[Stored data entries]
════════════════

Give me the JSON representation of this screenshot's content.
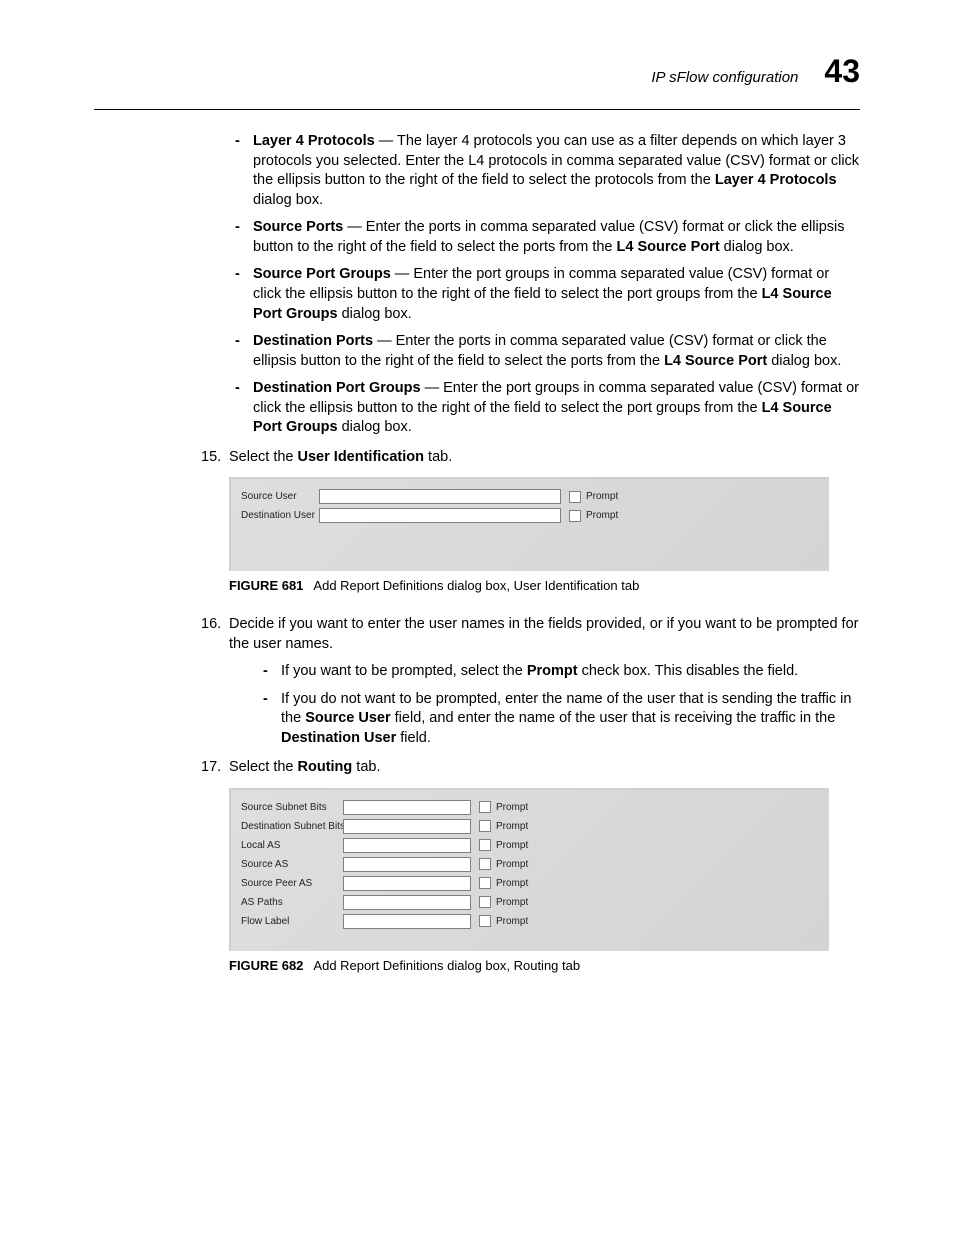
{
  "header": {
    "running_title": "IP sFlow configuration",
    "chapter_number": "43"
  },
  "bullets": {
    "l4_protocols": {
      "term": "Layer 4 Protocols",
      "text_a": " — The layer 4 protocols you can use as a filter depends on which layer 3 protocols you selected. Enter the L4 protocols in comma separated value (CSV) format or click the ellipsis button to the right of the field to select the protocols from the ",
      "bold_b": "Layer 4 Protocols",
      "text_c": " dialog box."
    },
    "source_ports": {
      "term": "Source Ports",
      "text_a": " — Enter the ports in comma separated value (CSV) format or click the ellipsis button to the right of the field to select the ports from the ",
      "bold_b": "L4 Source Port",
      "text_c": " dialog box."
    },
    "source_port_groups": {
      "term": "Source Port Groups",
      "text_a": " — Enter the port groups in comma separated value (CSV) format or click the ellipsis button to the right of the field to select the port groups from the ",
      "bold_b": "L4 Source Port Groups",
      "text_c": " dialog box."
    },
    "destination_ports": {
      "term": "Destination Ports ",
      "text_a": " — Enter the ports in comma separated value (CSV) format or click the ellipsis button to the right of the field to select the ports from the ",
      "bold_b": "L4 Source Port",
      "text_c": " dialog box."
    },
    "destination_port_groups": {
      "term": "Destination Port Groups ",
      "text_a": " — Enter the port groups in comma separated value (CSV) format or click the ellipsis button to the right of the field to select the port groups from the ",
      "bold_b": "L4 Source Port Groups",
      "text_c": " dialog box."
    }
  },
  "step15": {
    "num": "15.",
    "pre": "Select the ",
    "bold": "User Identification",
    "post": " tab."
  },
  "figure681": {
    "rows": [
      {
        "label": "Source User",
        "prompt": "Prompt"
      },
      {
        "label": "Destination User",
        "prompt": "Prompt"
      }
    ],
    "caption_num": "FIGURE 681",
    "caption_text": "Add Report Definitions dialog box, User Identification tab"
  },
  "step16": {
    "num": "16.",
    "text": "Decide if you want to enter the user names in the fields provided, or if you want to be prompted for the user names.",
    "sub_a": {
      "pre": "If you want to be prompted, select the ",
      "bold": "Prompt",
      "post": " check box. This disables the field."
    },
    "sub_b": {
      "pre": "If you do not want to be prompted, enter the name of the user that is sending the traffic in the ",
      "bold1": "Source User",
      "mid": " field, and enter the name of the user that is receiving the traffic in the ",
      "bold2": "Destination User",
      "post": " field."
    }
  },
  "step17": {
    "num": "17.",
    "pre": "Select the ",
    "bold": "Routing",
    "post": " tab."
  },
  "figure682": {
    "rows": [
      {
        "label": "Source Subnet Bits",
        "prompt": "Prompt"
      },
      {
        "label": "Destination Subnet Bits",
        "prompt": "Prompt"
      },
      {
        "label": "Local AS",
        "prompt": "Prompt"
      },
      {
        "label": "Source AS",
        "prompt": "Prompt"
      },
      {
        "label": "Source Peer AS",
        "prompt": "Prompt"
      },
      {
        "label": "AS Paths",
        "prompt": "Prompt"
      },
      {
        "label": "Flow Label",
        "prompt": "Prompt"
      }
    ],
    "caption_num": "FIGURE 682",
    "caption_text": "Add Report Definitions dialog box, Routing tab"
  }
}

════════════════

## Instructions for the task
Return the material exactly as given, apart from the pictures.

## Solved problem
Give me the JSON representation of this screenshot's content.
{
  "header": {
    "running_title": "IP sFlow configuration",
    "chapter_number": "43"
  },
  "bullets": {
    "l4_protocols": {
      "term": "Layer 4 Protocols",
      "text_a": " — The layer 4 protocols you can use as a filter depends on which layer 3 protocols you selected. Enter the L4 protocols in comma separated value (CSV) format or click the ellipsis button to the right of the field to select the protocols from the ",
      "bold_b": "Layer 4 Protocols",
      "text_c": " dialog box."
    },
    "source_ports": {
      "term": "Source Ports",
      "text_a": " — Enter the ports in comma separated value (CSV) format or click the ellipsis button to the right of the field to select the ports from the ",
      "bold_b": "L4 Source Port",
      "text_c": " dialog box."
    },
    "source_port_groups": {
      "term": "Source Port Groups",
      "text_a": " — Enter the port groups in comma separated value (CSV) format or click the ellipsis button to the right of the field to select the port groups from the ",
      "bold_b": "L4 Source Port Groups",
      "text_c": " dialog box."
    },
    "destination_ports": {
      "term": "Destination Ports ",
      "text_a": " — Enter the ports in comma separated value (CSV) format or click the ellipsis button to the right of the field to select the ports from the ",
      "bold_b": "L4 Source Port",
      "text_c": " dialog box."
    },
    "destination_port_groups": {
      "term": "Destination Port Groups ",
      "text_a": " — Enter the port groups in comma separated value (CSV) format or click the ellipsis button to the right of the field to select the port groups from the ",
      "bold_b": "L4 Source Port Groups",
      "text_c": " dialog box."
    }
  },
  "step15": {
    "num": "15.",
    "pre": "Select the ",
    "bold": "User Identification",
    "post": " tab."
  },
  "figure681": {
    "rows": [
      {
        "label": "Source User",
        "prompt": "Prompt"
      },
      {
        "label": "Destination User",
        "prompt": "Prompt"
      }
    ],
    "caption_num": "FIGURE 681",
    "caption_text": "Add Report Definitions dialog box, User Identification tab"
  },
  "step16": {
    "num": "16.",
    "text": "Decide if you want to enter the user names in the fields provided, or if you want to be prompted for the user names.",
    "sub_a": {
      "pre": "If you want to be prompted, select the ",
      "bold": "Prompt",
      "post": " check box. This disables the field."
    },
    "sub_b": {
      "pre": "If you do not want to be prompted, enter the name of the user that is sending the traffic in the ",
      "bold1": "Source User",
      "mid": " field, and enter the name of the user that is receiving the traffic in the ",
      "bold2": "Destination User",
      "post": " field."
    }
  },
  "step17": {
    "num": "17.",
    "pre": "Select the ",
    "bold": "Routing",
    "post": " tab."
  },
  "figure682": {
    "rows": [
      {
        "label": "Source Subnet Bits",
        "prompt": "Prompt"
      },
      {
        "label": "Destination Subnet Bits",
        "prompt": "Prompt"
      },
      {
        "label": "Local AS",
        "prompt": "Prompt"
      },
      {
        "label": "Source AS",
        "prompt": "Prompt"
      },
      {
        "label": "Source Peer AS",
        "prompt": "Prompt"
      },
      {
        "label": "AS Paths",
        "prompt": "Prompt"
      },
      {
        "label": "Flow Label",
        "prompt": "Prompt"
      }
    ],
    "caption_num": "FIGURE 682",
    "caption_text": "Add Report Definitions dialog box, Routing tab"
  }
}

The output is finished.